# [Task description]
Omit every picture, then give all the entries again exactly.

Records from a collection:
= = = =

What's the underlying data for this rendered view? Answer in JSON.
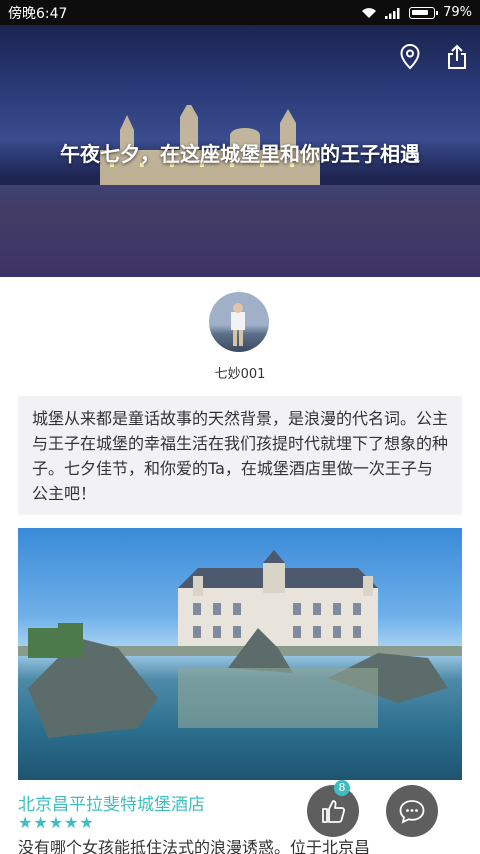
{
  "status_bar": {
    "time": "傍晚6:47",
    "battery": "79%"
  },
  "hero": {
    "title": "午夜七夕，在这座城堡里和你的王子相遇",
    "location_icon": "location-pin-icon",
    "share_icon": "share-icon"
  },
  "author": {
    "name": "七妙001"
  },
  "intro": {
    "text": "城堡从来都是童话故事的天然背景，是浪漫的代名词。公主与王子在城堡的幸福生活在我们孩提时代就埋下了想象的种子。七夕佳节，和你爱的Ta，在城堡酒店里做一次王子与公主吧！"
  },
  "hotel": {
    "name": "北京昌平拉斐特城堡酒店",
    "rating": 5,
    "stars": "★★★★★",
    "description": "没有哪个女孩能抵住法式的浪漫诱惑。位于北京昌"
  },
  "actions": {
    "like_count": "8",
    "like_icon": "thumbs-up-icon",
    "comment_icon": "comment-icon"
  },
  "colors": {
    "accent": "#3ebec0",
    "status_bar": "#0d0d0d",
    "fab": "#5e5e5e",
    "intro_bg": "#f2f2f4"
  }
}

= = = =

# [The answer]
What's the underlying data for this rendered view? Answer in JSON.
{
  "status_bar": {
    "time": "傍晚6:47",
    "battery": "79%"
  },
  "hero": {
    "title": "午夜七夕，在这座城堡里和你的王子相遇",
    "location_icon": "location-pin-icon",
    "share_icon": "share-icon"
  },
  "author": {
    "name": "七妙001"
  },
  "intro": {
    "text": "城堡从来都是童话故事的天然背景，是浪漫的代名词。公主与王子在城堡的幸福生活在我们孩提时代就埋下了想象的种子。七夕佳节，和你爱的Ta，在城堡酒店里做一次王子与公主吧！"
  },
  "hotel": {
    "name": "北京昌平拉斐特城堡酒店",
    "rating": 5,
    "stars": "★★★★★",
    "description": "没有哪个女孩能抵住法式的浪漫诱惑。位于北京昌"
  },
  "actions": {
    "like_count": "8",
    "like_icon": "thumbs-up-icon",
    "comment_icon": "comment-icon"
  },
  "colors": {
    "accent": "#3ebec0",
    "status_bar": "#0d0d0d",
    "fab": "#5e5e5e",
    "intro_bg": "#f2f2f4"
  }
}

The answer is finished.